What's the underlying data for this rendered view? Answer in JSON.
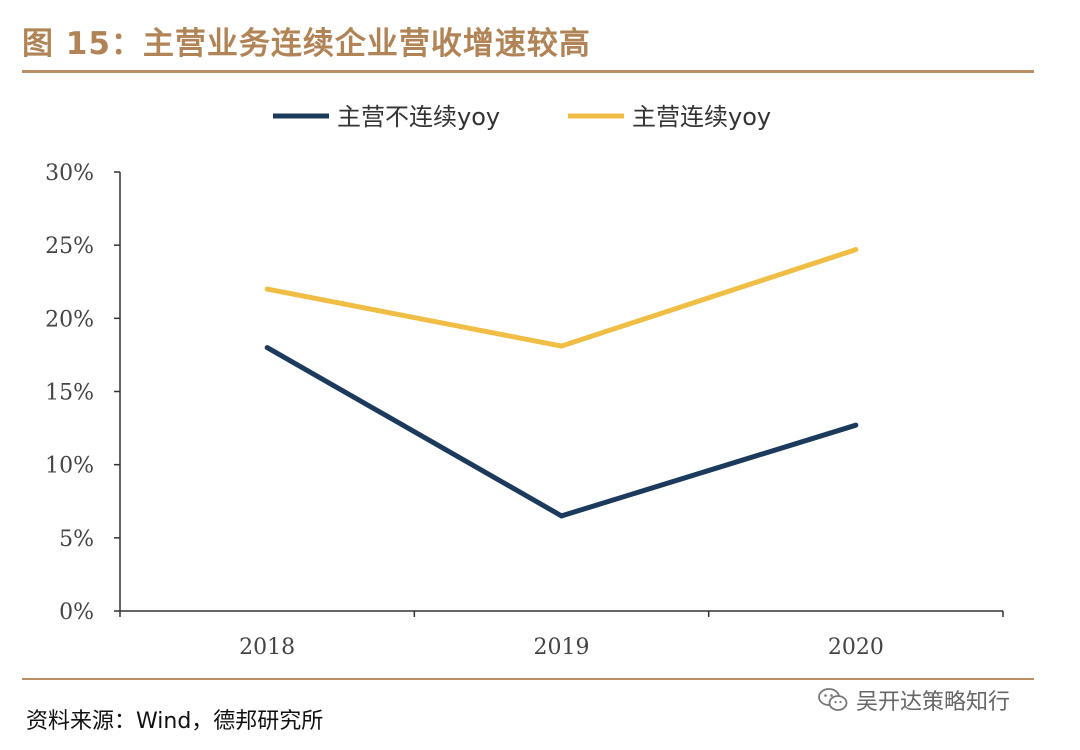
{
  "figure": {
    "title": "图 15：主营业务连续企业营收增速较高",
    "source": "资料来源：Wind，德邦研究所",
    "watermark": "吴开达策略知行"
  },
  "colors": {
    "accent": "#b08457",
    "series_noncontinuous": "#1b3a5c",
    "series_continuous": "#f0be45",
    "axis": "#333333"
  },
  "chart_data": {
    "type": "line",
    "title": "",
    "xlabel": "",
    "ylabel": "",
    "categories": [
      "2018",
      "2019",
      "2020"
    ],
    "ylim": [
      0,
      30
    ],
    "yticks": [
      0,
      5,
      10,
      15,
      20,
      25,
      30
    ],
    "ytick_labels": [
      "0%",
      "5%",
      "10%",
      "15%",
      "20%",
      "25%",
      "30%"
    ],
    "grid": false,
    "legend_position": "top-center",
    "series": [
      {
        "name": "主营不连续yoy",
        "color": "#1b3a5c",
        "values": [
          18.0,
          6.5,
          12.7
        ]
      },
      {
        "name": "主营连续yoy",
        "color": "#f0be45",
        "values": [
          22.0,
          18.1,
          24.7
        ]
      }
    ]
  }
}
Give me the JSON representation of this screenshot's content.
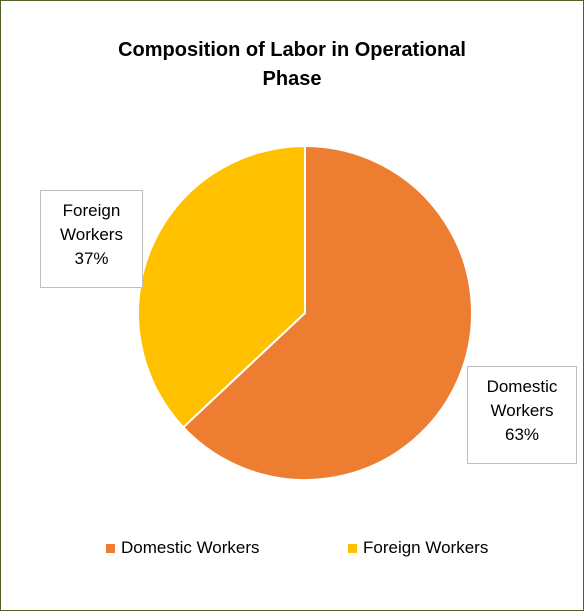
{
  "chart_data": {
    "type": "pie",
    "title": "Composition of Labor in Operational Phase",
    "categories": [
      "Domestic Workers",
      "Foreign Workers"
    ],
    "values": [
      63,
      37
    ],
    "value_labels": [
      "63%",
      "37%"
    ],
    "colors": [
      "#ed7d31",
      "#ffc000"
    ],
    "legend": "bottom"
  }
}
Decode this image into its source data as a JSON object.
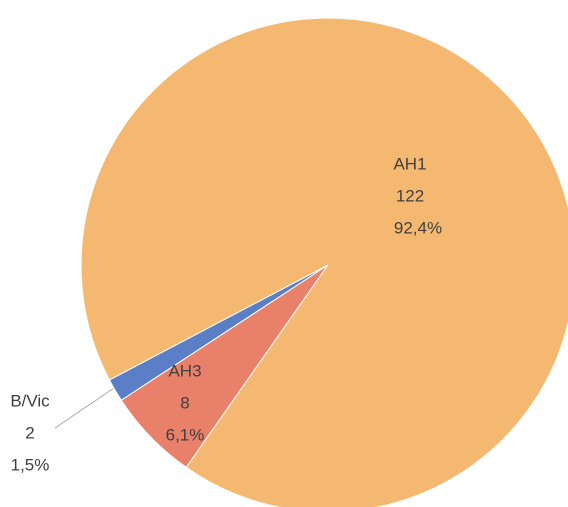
{
  "chart_data": {
    "type": "pie",
    "categories": [
      "AH3",
      "B/Vic",
      "AH1"
    ],
    "values": [
      8,
      2,
      122
    ],
    "percent_labels": [
      "6,1%",
      "1,5%",
      "92,4%"
    ],
    "colors": [
      "#e8806a",
      "#5b7fc6",
      "#f5b870"
    ]
  }
}
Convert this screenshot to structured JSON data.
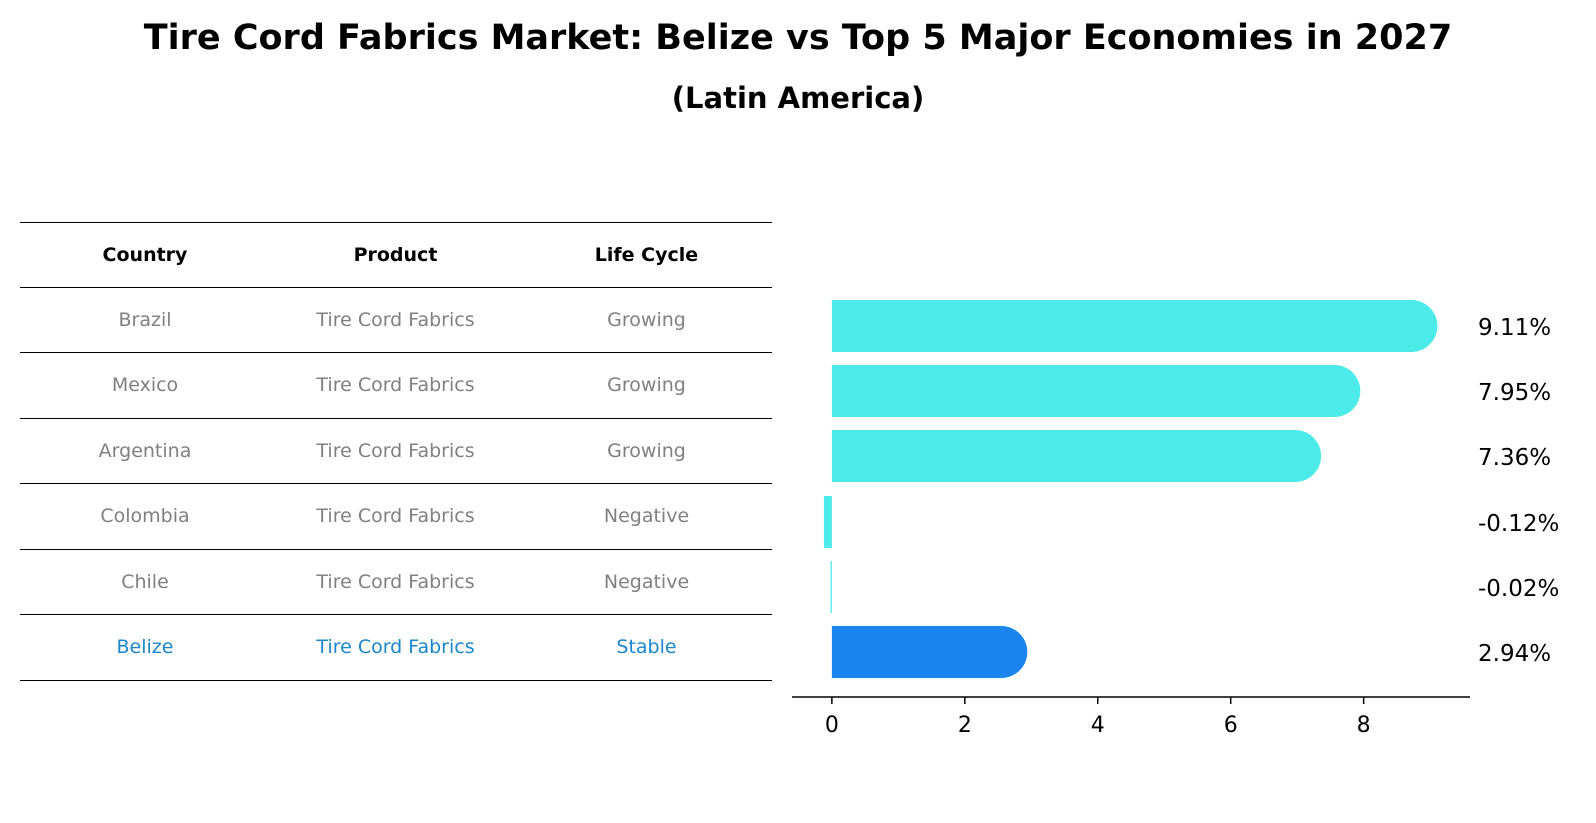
{
  "title": "Tire Cord Fabrics Market: Belize vs Top 5 Major Economies in 2027",
  "subtitle": "(Latin America)",
  "table": {
    "headers": [
      "Country",
      "Product",
      "Life Cycle"
    ],
    "rows": [
      {
        "country": "Brazil",
        "product": "Tire Cord Fabrics",
        "life_cycle": "Growing"
      },
      {
        "country": "Mexico",
        "product": "Tire Cord Fabrics",
        "life_cycle": "Growing"
      },
      {
        "country": "Argentina",
        "product": "Tire Cord Fabrics",
        "life_cycle": "Growing"
      },
      {
        "country": "Colombia",
        "product": "Tire Cord Fabrics",
        "life_cycle": "Negative"
      },
      {
        "country": "Chile",
        "product": "Tire Cord Fabrics",
        "life_cycle": "Negative"
      },
      {
        "country": "Belize",
        "product": "Tire Cord Fabrics",
        "life_cycle": "Stable"
      }
    ]
  },
  "colors": {
    "header_text": "#000000",
    "row_text": "#808080",
    "highlight_text": "#1a87cc",
    "bar_default": "#4deaea",
    "bar_highlight": "#1a84f0"
  },
  "chart_data": {
    "type": "bar",
    "orientation": "horizontal",
    "categories": [
      "Brazil",
      "Mexico",
      "Argentina",
      "Colombia",
      "Chile",
      "Belize"
    ],
    "values": [
      9.11,
      7.95,
      7.36,
      -0.12,
      -0.02,
      2.94
    ],
    "value_labels": [
      "9.11%",
      "7.95%",
      "7.36%",
      "-0.12%",
      "-0.02%",
      "2.94%"
    ],
    "highlight": "Belize",
    "xlim": [
      -0.6,
      9.6
    ],
    "xticks": [
      0,
      2,
      4,
      6,
      8
    ],
    "xlabel": "",
    "ylabel": "",
    "grid": false
  }
}
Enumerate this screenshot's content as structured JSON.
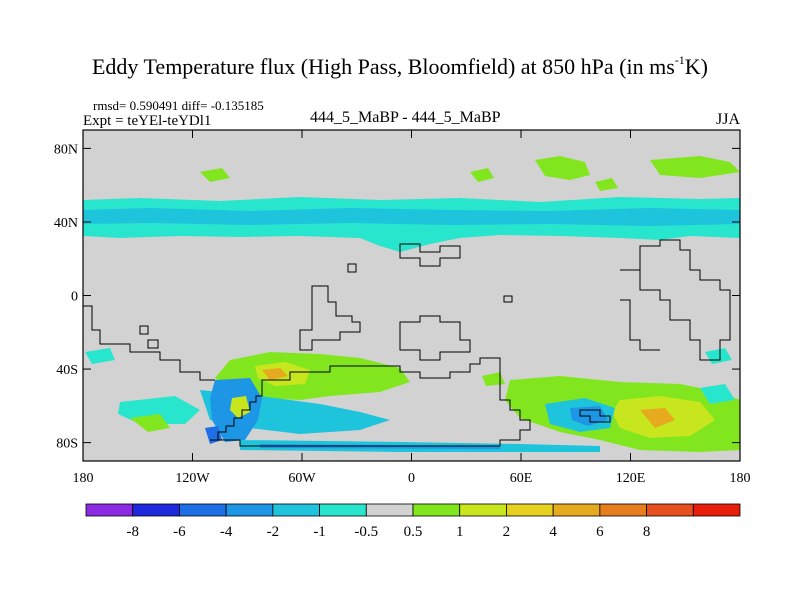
{
  "title": {
    "main": "Eddy Temperature flux (High Pass, Bloomfield) at 850 hPa (in ms",
    "superscript": "-1",
    "end": "K)"
  },
  "stats": {
    "rmsd_text": "rmsd= 0.590491 diff= -0.135185"
  },
  "experiment": {
    "label": "Expt = teYEl-teYDl1"
  },
  "center_label": "444_5_MaBP - 444_5_MaBP",
  "season": "JJA",
  "axes": {
    "x_ticks": [
      "180",
      "120W",
      "60W",
      "0",
      "60E",
      "120E",
      "180"
    ],
    "y_ticks": [
      "80N",
      "40N",
      "0",
      "40S",
      "80S"
    ]
  },
  "colorbar": {
    "colors": [
      "#8a2be2",
      "#1e28dc",
      "#1e6ee6",
      "#1e96e6",
      "#1ec3dc",
      "#28e6cd",
      "#d2d2d2",
      "#82e61e",
      "#c8e61e",
      "#e6d21e",
      "#e6aa1e",
      "#e67d1e",
      "#e6501e",
      "#e61e0a"
    ],
    "labels": [
      "-8",
      "-6",
      "-4",
      "-2",
      "-1",
      "-0.5",
      "0.5",
      "1",
      "2",
      "4",
      "6",
      "8"
    ]
  },
  "map_colors": {
    "background": "#d2d2d2",
    "cyan": "#28e6cd",
    "light_blue": "#1ec3dc",
    "blue": "#1e96e6",
    "dark_blue": "#1e6ee6",
    "green": "#82e61e",
    "yellow_green": "#c8e61e",
    "orange": "#e6aa1e"
  }
}
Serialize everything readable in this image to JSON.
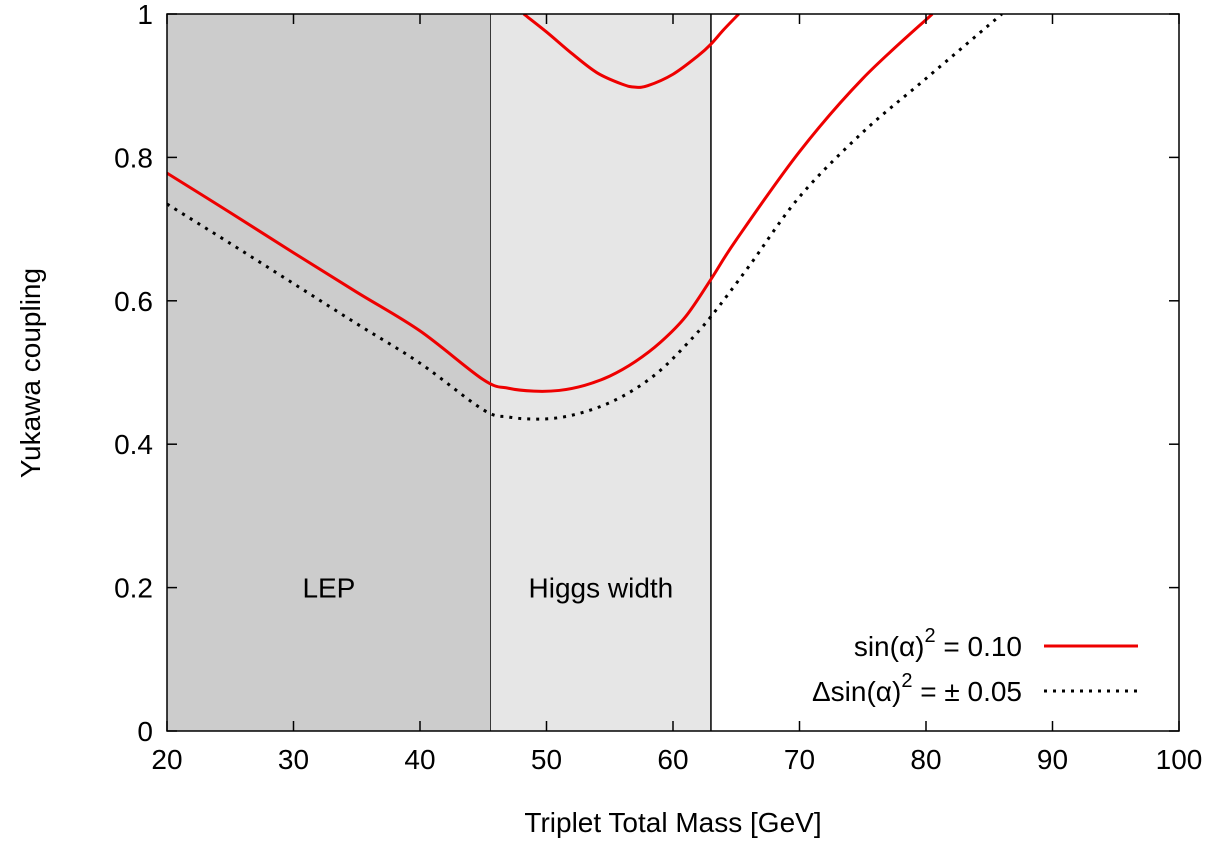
{
  "chart_data": {
    "type": "line",
    "xlabel": "Triplet Total Mass [GeV]",
    "ylabel": "Yukawa coupling",
    "xlim": [
      20,
      100
    ],
    "ylim": [
      0,
      1
    ],
    "x_ticks": [
      "20",
      "30",
      "40",
      "50",
      "60",
      "70",
      "80",
      "90",
      "100"
    ],
    "y_ticks": [
      "0",
      "0.2",
      "0.4",
      "0.6",
      "0.8",
      "1"
    ],
    "grid": false,
    "legend_position": "bottom-right",
    "regions": [
      {
        "label": "LEP",
        "x_range": [
          20,
          45.6
        ],
        "color": "#cccccc"
      },
      {
        "label": "Higgs width",
        "x_range": [
          45.6,
          63
        ],
        "color": "#e6e6e6"
      }
    ],
    "series": [
      {
        "name": "sin(α)² = 0.10",
        "legend_main": "sin(α)",
        "legend_sup": "2",
        "legend_tail": " = 0.10",
        "color": "#ee0000",
        "dash": "solid",
        "x": [
          20,
          25,
          30,
          35,
          40,
          45,
          47,
          49,
          51,
          53,
          55,
          57,
          59,
          61,
          63,
          65,
          70,
          75,
          80.5
        ],
        "y": [
          0.778,
          0.723,
          0.667,
          0.612,
          0.558,
          0.49,
          0.478,
          0.474,
          0.475,
          0.482,
          0.495,
          0.515,
          0.542,
          0.578,
          0.63,
          0.685,
          0.808,
          0.91,
          1.0
        ]
      },
      {
        "name": "sin(α)² = 0.10",
        "show_in_legend": false,
        "color": "#ee0000",
        "dash": "solid",
        "x": [
          48.2,
          50,
          52,
          54,
          56,
          57,
          58,
          60,
          62,
          63,
          64,
          65.2
        ],
        "y": [
          1.0,
          0.975,
          0.945,
          0.918,
          0.902,
          0.898,
          0.9,
          0.916,
          0.942,
          0.958,
          0.978,
          1.0
        ]
      },
      {
        "name": "Δsin(α)² = ± 0.05",
        "legend_main": "Δsin(α)",
        "legend_sup": "2",
        "legend_tail": " = ± 0.05",
        "color": "#000000",
        "dash": "dotted",
        "x": [
          20,
          25,
          30,
          35,
          40,
          45,
          47,
          49,
          51,
          53,
          55,
          57,
          59,
          61,
          63,
          66,
          70,
          75,
          80,
          86
        ],
        "y": [
          0.735,
          0.68,
          0.624,
          0.568,
          0.513,
          0.448,
          0.438,
          0.435,
          0.437,
          0.445,
          0.458,
          0.477,
          0.503,
          0.538,
          0.578,
          0.648,
          0.745,
          0.835,
          0.91,
          1.0
        ]
      }
    ]
  }
}
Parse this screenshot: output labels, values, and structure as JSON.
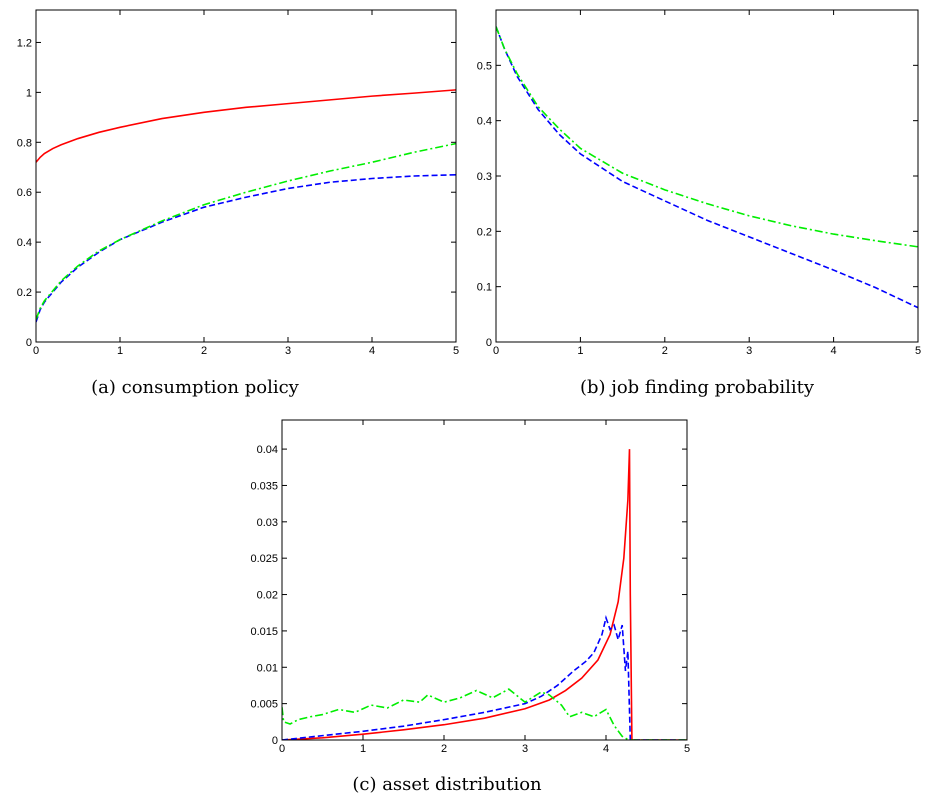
________
### What is asked
Figure out how many lines above include the string "Belize", then report that number and nothing else.

### Full response
4